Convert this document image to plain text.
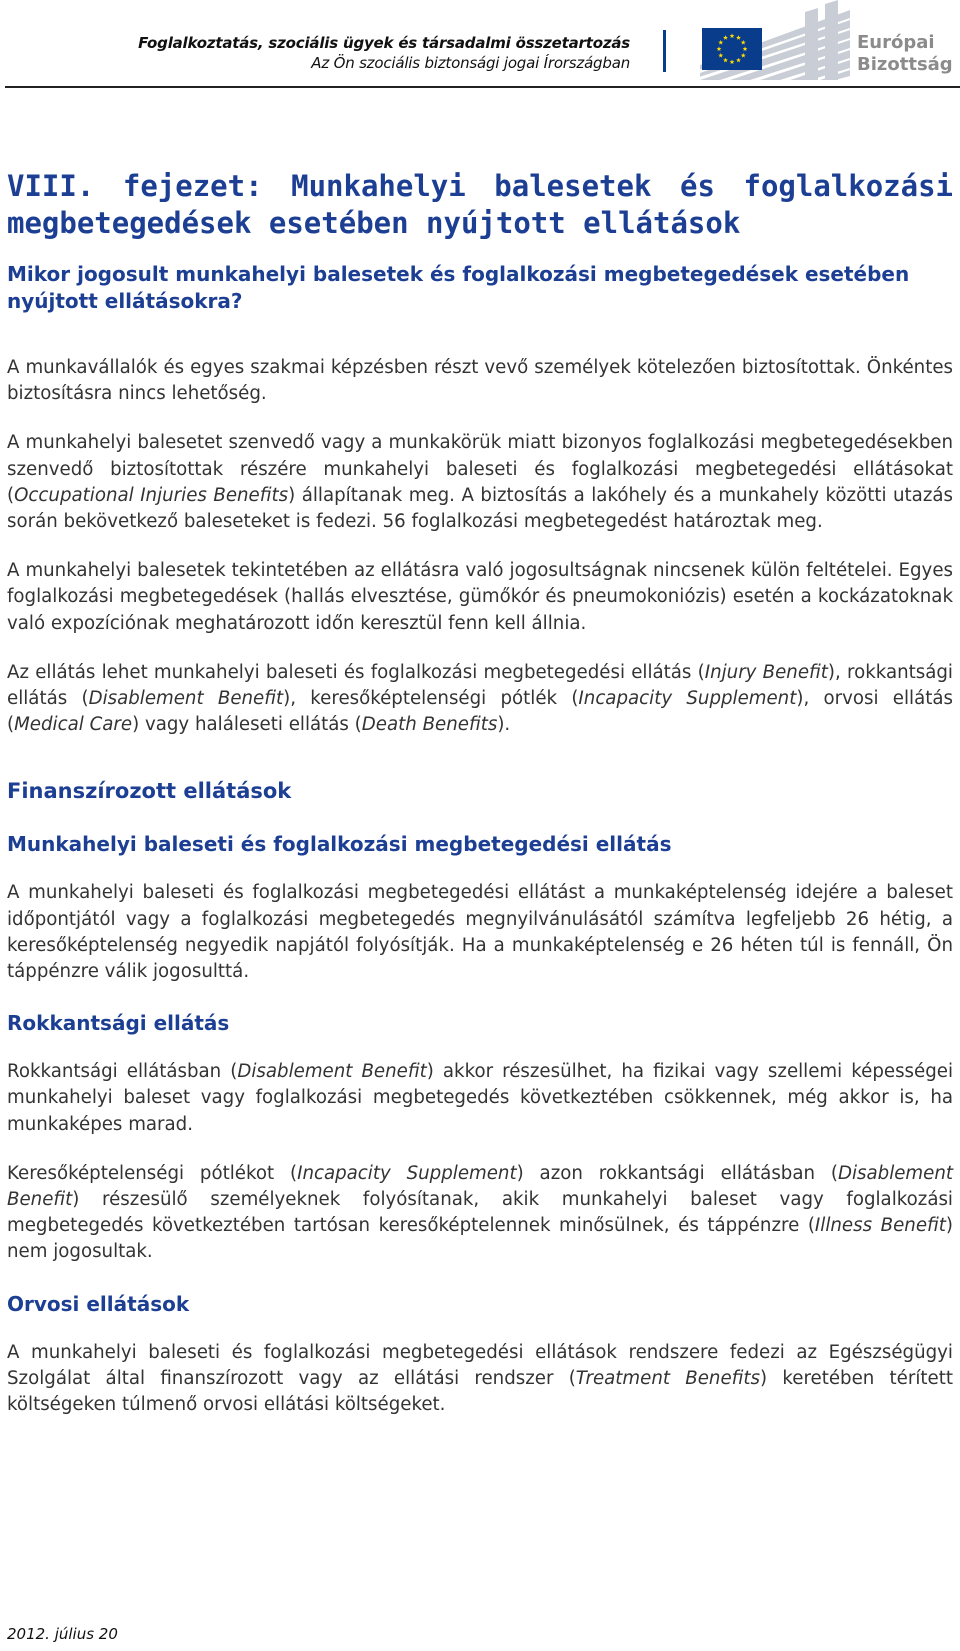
Foglalkoztatás, szociális ügyek és társadalmi összetartozás
Az Ön szociális biztonsági jogai Írországban
Európai
Bizottság
VIII. fejezet: Munkahelyi balesetek és foglalkozási
megbetegedések esetében nyújtott ellátások
Mikor jogosult munkahelyi balesetek és foglalkozási megbetegedések esetében nyújtott ellátásokra?

A munkavállalók és egyes szakmai képzésben részt vevő személyek kötelezően biztosítottak. Önkéntes biztosításra nincs lehetőség.

A munkahelyi balesetet szenvedő vagy a munkakörük miatt bizonyos foglalkozási megbetegedésekben szenvedő biztosítottak részére munkahelyi baleseti és foglalkozási megbetegedési ellátásokat (Occupational Injuries Benefits) állapítanak meg. A biztosítás a lakóhely és a munkahely közötti utazás során bekövetkező baleseteket is fedezi. 56 foglalkozási megbetegedést határoztak meg.

A munkahelyi balesetek tekintetében az ellátásra való jogosultságnak nincsenek külön feltételei. Egyes foglalkozási megbetegedések (hallás elvesztése, gümőkór és pneumokoniózis) esetén a kockázatoknak való expozíciónak meghatározott időn keresztül fenn kell állnia.

Az ellátás lehet munkahelyi baleseti és foglalkozási megbetegedési ellátás (Injury Benefit), rokkantsági ellátás (Disablement Benefit), keresőképtelenségi pótlék (Incapacity Supplement), orvosi ellátás (Medical Care) vagy haláleseti ellátás (Death Benefits).

Finanszírozott ellátások
Munkahelyi baleseti és foglalkozási megbetegedési ellátás

A munkahelyi baleseti és foglalkozási megbetegedési ellátást a munkaképtelenség idejére a baleset időpontjától vagy a foglalkozási megbetegedés megnyilvánulásától számítva legfeljebb 26 hétig, a keresőképtelenség negyedik napjától folyósítják. Ha a munkaképtelenség e 26 héten túl is fennáll, Ön táppénzre válik jogosulttá.

Rokkantsági ellátás

Rokkantsági ellátásban (Disablement Benefit) akkor részesülhet, ha fizikai vagy szellemi képességei munkahelyi baleset vagy foglalkozási megbetegedés következtében csökkennek, még akkor is, ha munkaképes marad.

Keresőképtelenségi pótlékot (Incapacity Supplement) azon rokkantsági ellátásban (Disablement Benefit) részesülő személyeknek folyósítanak, akik munkahelyi baleset vagy foglalkozási megbetegedés következtében tartósan keresőképtelennek minősülnek, és táppénzre (Illness Benefit) nem jogosultak.

Orvosi ellátások

A munkahelyi baleseti és foglalkozási megbetegedési ellátások rendszere fedezi az Egészségügyi Szolgálat által finanszírozott vagy az ellátási rendszer (Treatment Benefits) keretében térített költségeken túlmenő orvosi ellátási költségeket.

2012. július 20
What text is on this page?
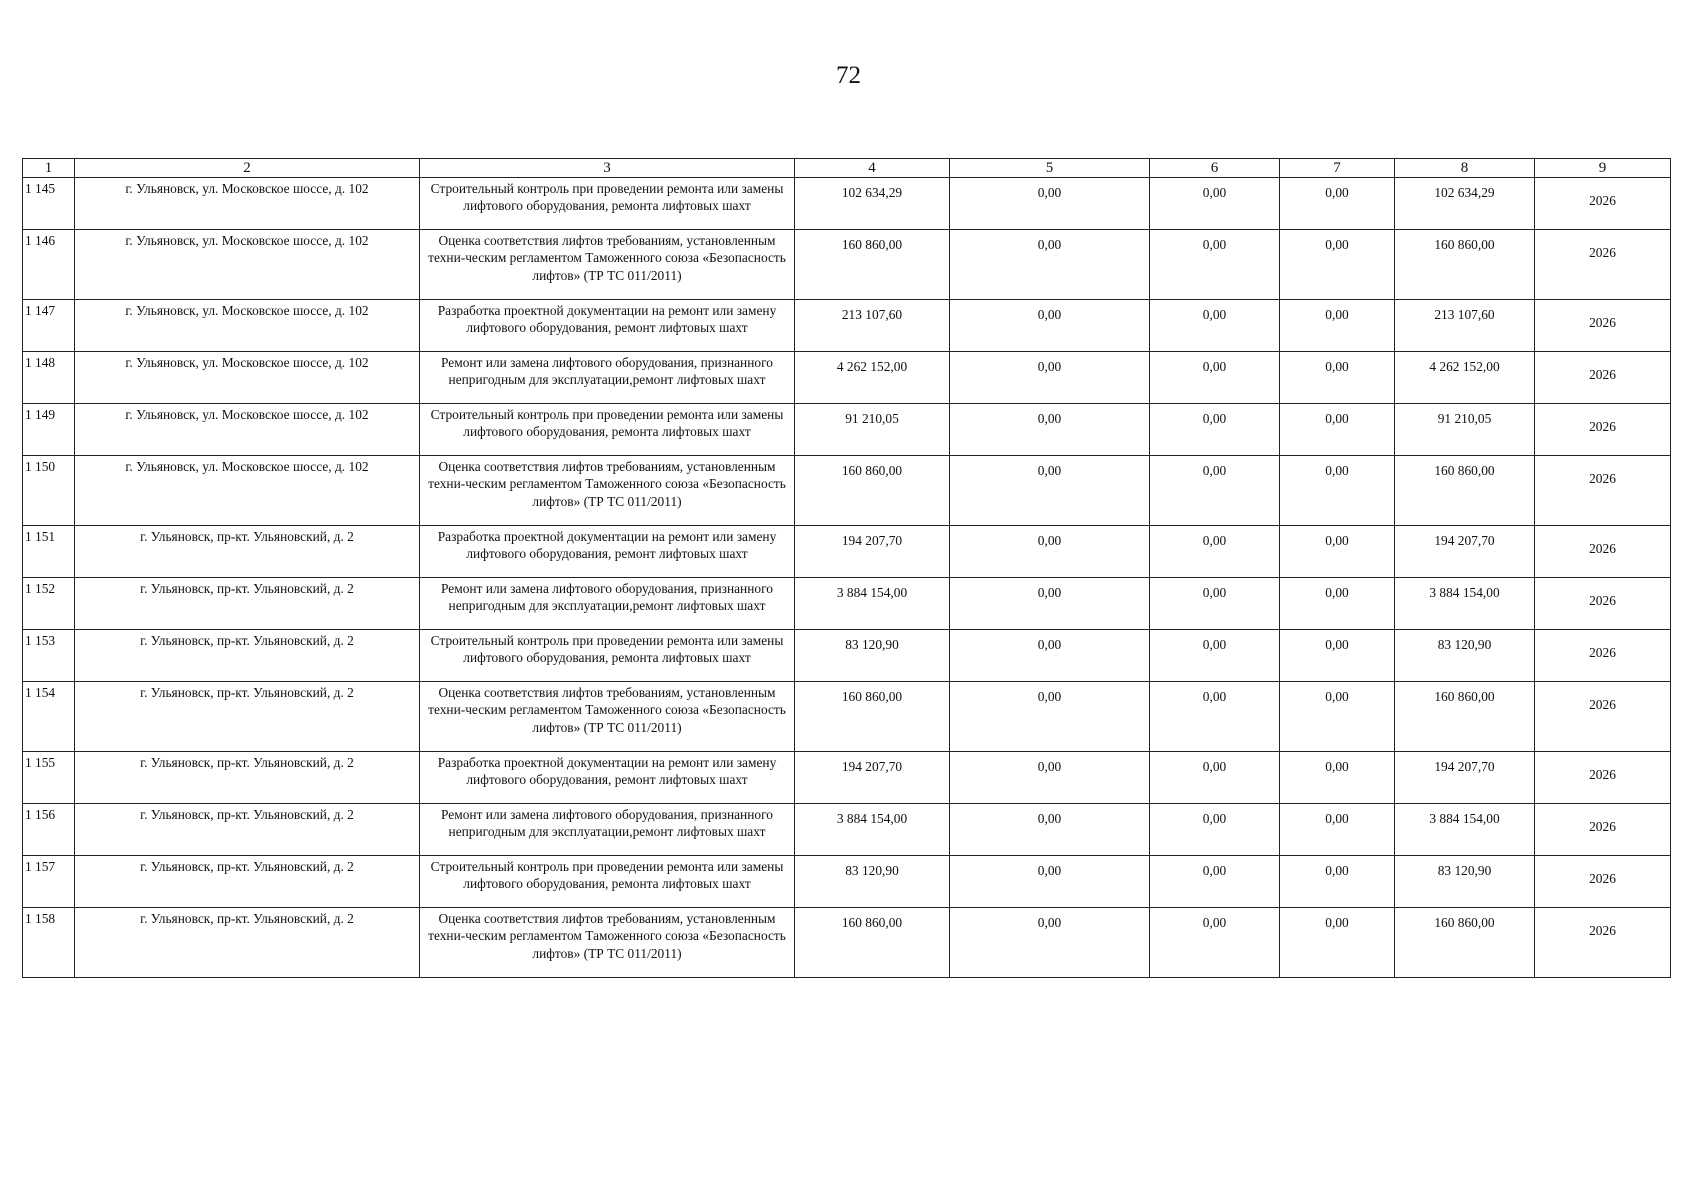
72
1	2	3	4	5	6	7	8	9
1 145	г. Ульяновск, ул. Московское шоссе, д. 102	Строительный контроль при проведении ремонта или замены лифтового оборудования, ремонта лифтовых шахт	102 634,29	0,00	0,00	0,00	102 634,29	2026
1 146	г. Ульяновск, ул. Московское шоссе, д. 102	Оценка соответствия лифтов требованиям, установленным техни-ческим регламентом Таможенного союза «Безопасность лифтов» (ТР ТС 011/2011)	160 860,00	0,00	0,00	0,00	160 860,00	2026
1 147	г. Ульяновск, ул. Московское шоссе, д. 102	Разработка проектной документации на ремонт или замену лифтового оборудования, ремонт лифтовых шахт	213 107,60	0,00	0,00	0,00	213 107,60	2026
1 148	г. Ульяновск, ул. Московское шоссе, д. 102	Ремонт или замена лифтового оборудования, признанного непригодным для эксплуатации,ремонт лифтовых шахт	4 262 152,00	0,00	0,00	0,00	4 262 152,00	2026
1 149	г. Ульяновск, ул. Московское шоссе, д. 102	Строительный контроль при проведении ремонта или замены лифтового оборудования, ремонта лифтовых шахт	91 210,05	0,00	0,00	0,00	91 210,05	2026
1 150	г. Ульяновск, ул. Московское шоссе, д. 102	Оценка соответствия лифтов требованиям, установленным техни-ческим регламентом Таможенного союза «Безопасность лифтов» (ТР ТС 011/2011)	160 860,00	0,00	0,00	0,00	160 860,00	2026
1 151	г. Ульяновск, пр-кт. Ульяновский, д. 2	Разработка проектной документации на ремонт или замену лифтового оборудования, ремонт лифтовых шахт	194 207,70	0,00	0,00	0,00	194 207,70	2026
1 152	г. Ульяновск, пр-кт. Ульяновский, д. 2	Ремонт или замена лифтового оборудования, признанного непригодным для эксплуатации,ремонт лифтовых шахт	3 884 154,00	0,00	0,00	0,00	3 884 154,00	2026
1 153	г. Ульяновск, пр-кт. Ульяновский, д. 2	Строительный контроль при проведении ремонта или замены лифтового оборудования, ремонта лифтовых шахт	83 120,90	0,00	0,00	0,00	83 120,90	2026
1 154	г. Ульяновск, пр-кт. Ульяновский, д. 2	Оценка соответствия лифтов требованиям, установленным техни-ческим регламентом Таможенного союза «Безопасность лифтов» (ТР ТС 011/2011)	160 860,00	0,00	0,00	0,00	160 860,00	2026
1 155	г. Ульяновск, пр-кт. Ульяновский, д. 2	Разработка проектной документации на ремонт или замену лифтового оборудования, ремонт лифтовых шахт	194 207,70	0,00	0,00	0,00	194 207,70	2026
1 156	г. Ульяновск, пр-кт. Ульяновский, д. 2	Ремонт или замена лифтового оборудования, признанного непригодным для эксплуатации,ремонт лифтовых шахт	3 884 154,00	0,00	0,00	0,00	3 884 154,00	2026
1 157	г. Ульяновск, пр-кт. Ульяновский, д. 2	Строительный контроль при проведении ремонта или замены лифтового оборудования, ремонта лифтовых шахт	83 120,90	0,00	0,00	0,00	83 120,90	2026
1 158	г. Ульяновск, пр-кт. Ульяновский, д. 2	Оценка соответствия лифтов требованиям, установленным техни-ческим регламентом Таможенного союза «Безопасность лифтов» (ТР ТС 011/2011)	160 860,00	0,00	0,00	0,00	160 860,00	2026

AIM: Write out every line of the listing that holds the word "text".

TASK SOLUTION:
Convert this document image to plain text.
What text is on this page?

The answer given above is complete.